* START Records shown *
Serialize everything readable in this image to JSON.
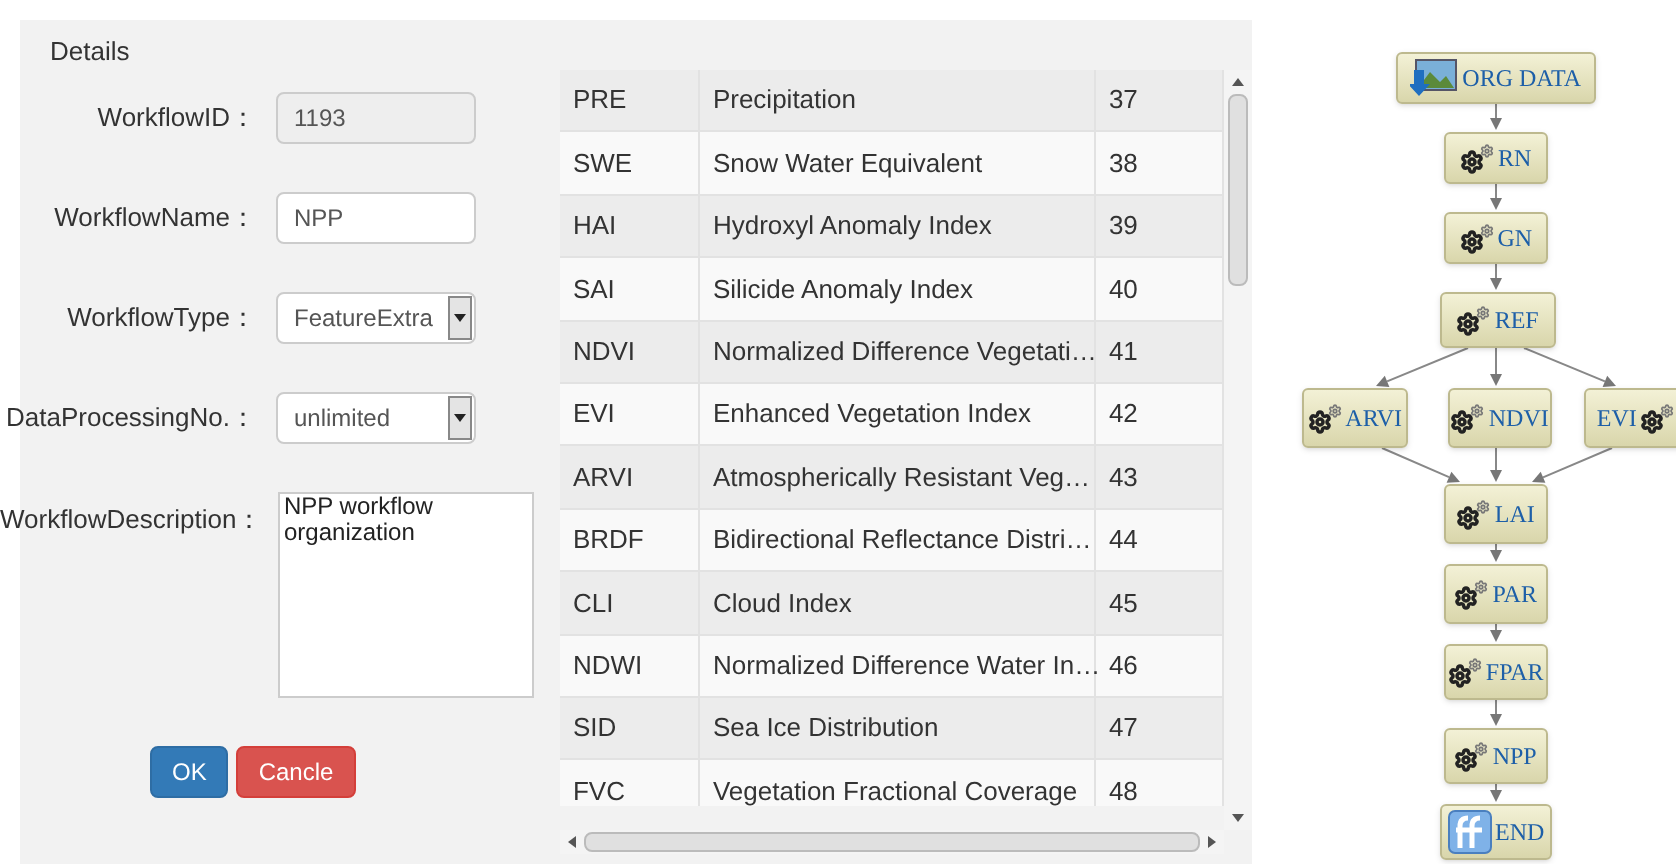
{
  "details": {
    "title": "Details",
    "fields": [
      {
        "kind": "readonly",
        "label": "WorkflowID：",
        "value": "1193",
        "disabled": true
      },
      {
        "kind": "text",
        "label": "WorkflowName：",
        "value": "NPP",
        "disabled": false
      },
      {
        "kind": "select",
        "label": "WorkflowType：",
        "value": "FeatureExtra",
        "disabled": false
      },
      {
        "kind": "select",
        "label": "DataProcessingNo.：",
        "value": "unlimited",
        "disabled": false
      },
      {
        "kind": "textarea",
        "label": "WorkflowDescription：",
        "value": "NPP workflow organization",
        "disabled": false
      }
    ],
    "buttons": [
      {
        "label": "OK",
        "kind": "primary"
      },
      {
        "label": "Cancle",
        "kind": "danger"
      }
    ]
  },
  "table": {
    "rows": [
      [
        "PRE",
        "Precipitation",
        "37"
      ],
      [
        "SWE",
        "Snow Water Equivalent",
        "38"
      ],
      [
        "HAI",
        "Hydroxyl Anomaly Index",
        "39"
      ],
      [
        "SAI",
        "Silicide Anomaly Index",
        "40"
      ],
      [
        "NDVI",
        "Normalized Difference Vegetati…",
        "41"
      ],
      [
        "EVI",
        "Enhanced Vegetation Index",
        "42"
      ],
      [
        "ARVI",
        "Atmospherically Resistant Veg…",
        "43"
      ],
      [
        "BRDF",
        "Bidirectional Reflectance Distri…",
        "44"
      ],
      [
        "CLI",
        "Cloud Index",
        "45"
      ],
      [
        "NDWI",
        "Normalized Difference Water In…",
        "46"
      ],
      [
        "SID",
        "Sea Ice Distribution",
        "47"
      ],
      [
        "FVC",
        "Vegetation Fractional Coverage",
        "48"
      ]
    ]
  },
  "workflow": {
    "nodes": [
      {
        "label": "ORG DATA",
        "kind": "data"
      },
      {
        "label": "RN",
        "kind": "process"
      },
      {
        "label": "GN",
        "kind": "process"
      },
      {
        "label": "REF",
        "kind": "process"
      },
      {
        "label": "ARVI",
        "kind": "process"
      },
      {
        "label": "NDVI",
        "kind": "process"
      },
      {
        "label": "EVI",
        "kind": "process_icon_right"
      },
      {
        "label": "LAI",
        "kind": "process"
      },
      {
        "label": "PAR",
        "kind": "process"
      },
      {
        "label": "FPAR",
        "kind": "process"
      },
      {
        "label": "NPP",
        "kind": "process"
      },
      {
        "label": "END",
        "kind": "end"
      }
    ]
  }
}
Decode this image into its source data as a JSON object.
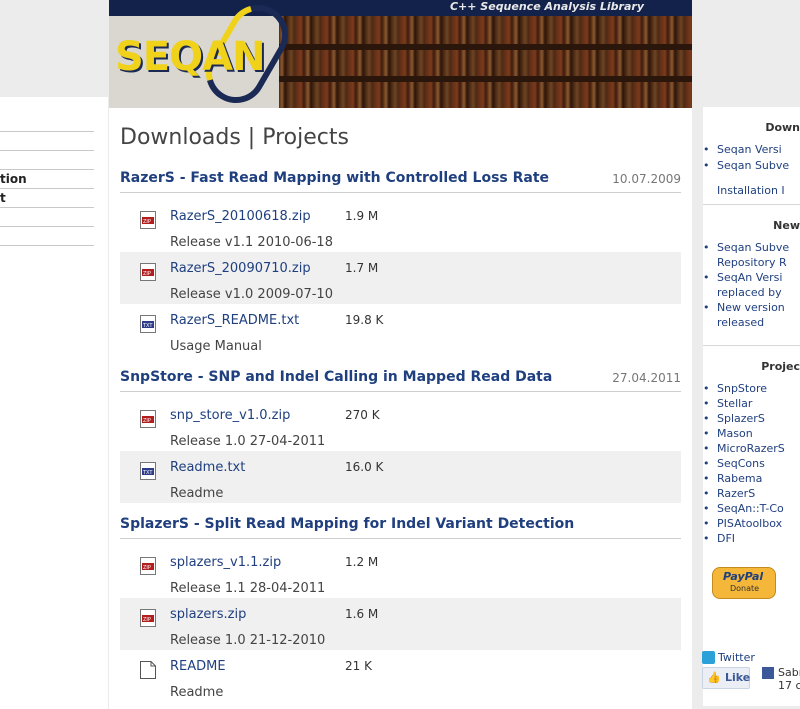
{
  "header": {
    "tagline": "C++ Sequence Analysis Library",
    "logo": "SEQAN"
  },
  "left_nav": {
    "items": [
      "",
      "",
      "tion",
      "t",
      "",
      ""
    ]
  },
  "main": {
    "title": "Downloads | Projects",
    "projects": [
      {
        "title": "RazerS - Fast Read Mapping with Controlled Loss Rate",
        "date": "10.07.2009",
        "files": [
          {
            "name": "RazerS_20100618.zip",
            "size": "1.9 M",
            "desc": "Release v1.1 2010-06-18",
            "icon": "zip-icon"
          },
          {
            "name": "RazerS_20090710.zip",
            "size": "1.7 M",
            "desc": "Release v1.0 2009-07-10",
            "icon": "zip-icon"
          },
          {
            "name": "RazerS_README.txt",
            "size": "19.8 K",
            "desc": "Usage Manual",
            "icon": "txt-icon"
          }
        ]
      },
      {
        "title": "SnpStore - SNP and Indel Calling in Mapped Read Data",
        "date": "27.04.2011",
        "files": [
          {
            "name": "snp_store_v1.0.zip",
            "size": "270 K",
            "desc": "Release 1.0 27-04-2011",
            "icon": "zip-icon"
          },
          {
            "name": "Readme.txt",
            "size": "16.0 K",
            "desc": "Readme",
            "icon": "txt-icon"
          }
        ]
      },
      {
        "title": "SplazerS - Split Read Mapping for Indel Variant Detection",
        "date": "",
        "files": [
          {
            "name": "splazers_v1.1.zip",
            "size": "1.2 M",
            "desc": "Release 1.1 28-04-2011",
            "icon": "zip-icon"
          },
          {
            "name": "splazers.zip",
            "size": "1.6 M",
            "desc": "Release 1.0 21-12-2010",
            "icon": "zip-icon"
          },
          {
            "name": "README",
            "size": "21 K",
            "desc": "Readme",
            "icon": "file-icon"
          }
        ]
      }
    ]
  },
  "right": {
    "downloads": {
      "heading": "Down",
      "items": [
        "Seqan Versi",
        "Seqan Subve"
      ],
      "extra": "Installation I"
    },
    "news": {
      "heading": "New",
      "items": [
        "Seqan Subve",
        "Repository R",
        "SeqAn Versi",
        "replaced by",
        "New version",
        "released"
      ]
    },
    "projects": {
      "heading": "Projec",
      "items": [
        "SnpStore",
        "Stellar",
        "SplazerS",
        "Mason",
        "MicroRazerS",
        "SeqCons",
        "Rabema",
        "RazerS",
        "SeqAn::T-Co",
        "PISAtoolbox",
        "DFI"
      ]
    },
    "paypal": {
      "brand": "PayPal",
      "label": "Donate"
    },
    "twitter": "Twitter",
    "like": "Like",
    "facebook": [
      "Sabri",
      "17 c"
    ]
  }
}
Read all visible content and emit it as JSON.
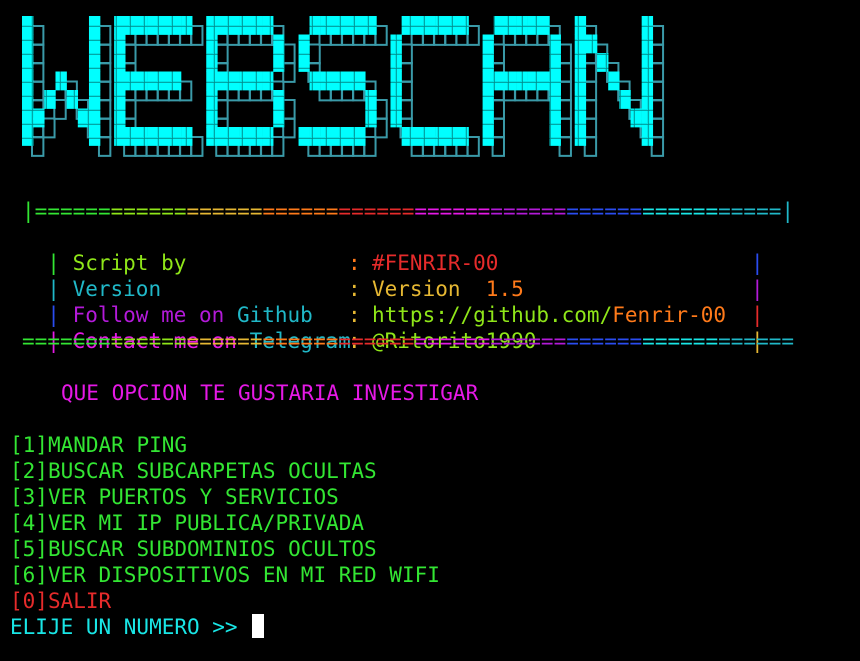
{
  "banner": {
    "text": "WEBSCAN",
    "fill_color": "#00ffff",
    "shadow_color": "#3a9aa8"
  },
  "info_box": {
    "top_border": "|===========================================================|",
    "bottom_border": "=============================================================",
    "rows": [
      {
        "label": "Script by",
        "sep": ":",
        "value": "#FENRIR-00"
      },
      {
        "label": "Version",
        "sep": ":",
        "value": "Version  1.5"
      },
      {
        "label": "Follow me on Github",
        "sep": ":",
        "value": "https://github.com/Fenrir-00"
      },
      {
        "label": "Contact me on Telegram",
        "sep": ":",
        "value": "@Ritorito1990"
      }
    ]
  },
  "question": "QUE OPCION TE GUSTARIA INVESTIGAR",
  "menu": [
    {
      "key": "[1]",
      "label": "MANDAR PING"
    },
    {
      "key": "[2]",
      "label": "BUSCAR SUBCARPETAS OCULTAS"
    },
    {
      "key": "[3]",
      "label": "VER PUERTOS Y SERVICIOS"
    },
    {
      "key": "[4]",
      "label": "VER MI IP PUBLICA/PRIVADA"
    },
    {
      "key": "[5]",
      "label": "BUSCAR SUBDOMINIOS OCULTOS"
    },
    {
      "key": "[6]",
      "label": "VER DISPOSITIVOS EN MI RED WIFI"
    },
    {
      "key": "[0]",
      "label": "SALIR"
    }
  ],
  "prompt": "ELIJE UN NUMERO >> ",
  "colors": {
    "cyan": "#19e6e6",
    "green": "#33e633",
    "red": "#e62b2b",
    "magenta": "#e619e6"
  }
}
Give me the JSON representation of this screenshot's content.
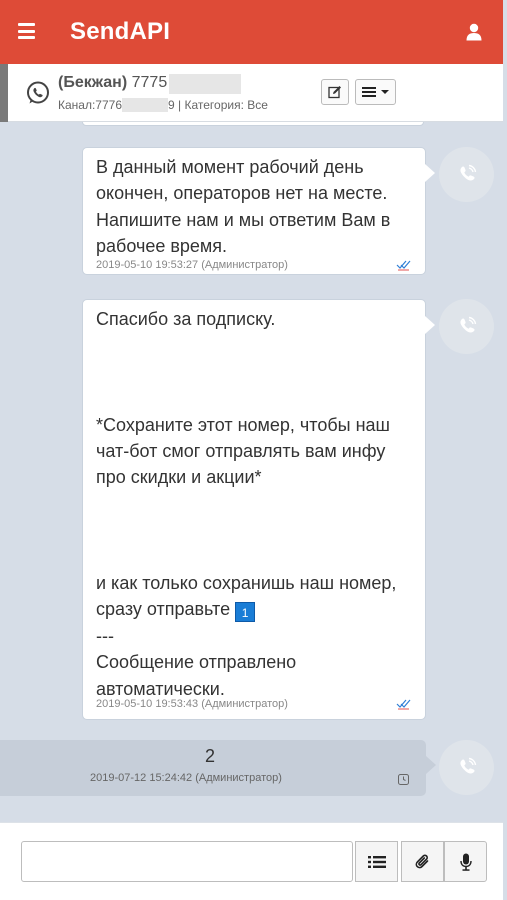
{
  "app": {
    "brand": "SendAPI"
  },
  "chat": {
    "contact_prefix": "(Бекжан)",
    "contact_number_visible": "7775",
    "channel_label": "Канал:7776",
    "channel_tail": "9",
    "category_label": "| Категория: Все"
  },
  "messages": [
    {
      "text": "В данный момент рабочий день окончен, операторов нет на месте. Напишите нам и мы ответим Вам в рабочее время.",
      "timestamp": "2019-05-10 19:53:27 (Администратор)",
      "status": "double-check-icon"
    },
    {
      "text_part1": "Спасибо за подписку.\n\n\n\n*Сохраните этот номер, чтобы наш чат-бот смог отправлять вам инфу про скидки и акции*\n\n\n\nи как только сохранишь наш номер, сразу отправьте ",
      "keycap": "1",
      "text_part2": "\n---\nСообщение отправлено автоматически.",
      "timestamp": "2019-05-10 19:53:43 (Администратор)",
      "status": "double-check-icon"
    },
    {
      "text": "2",
      "timestamp": "2019-07-12 15:24:42 (Администратор)",
      "status": "clock-icon"
    }
  ],
  "composer": {
    "input_value": "",
    "input_placeholder": ""
  },
  "colors": {
    "navbar": "#de4b37",
    "background": "#d6dde7",
    "outgoing_bubble": "#c6ced9",
    "read_ticks": "#2f7fd6"
  }
}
* END Records shown *
**Exercise goal**
Extract every line from the records above that contains the word "Mapping".

**Full answer**
        "title": "RazerS - Fast Read Mapping with Controlled Loss Rate",
        "title": "SplazerS - Split Read Mapping for Indel Variant Detection",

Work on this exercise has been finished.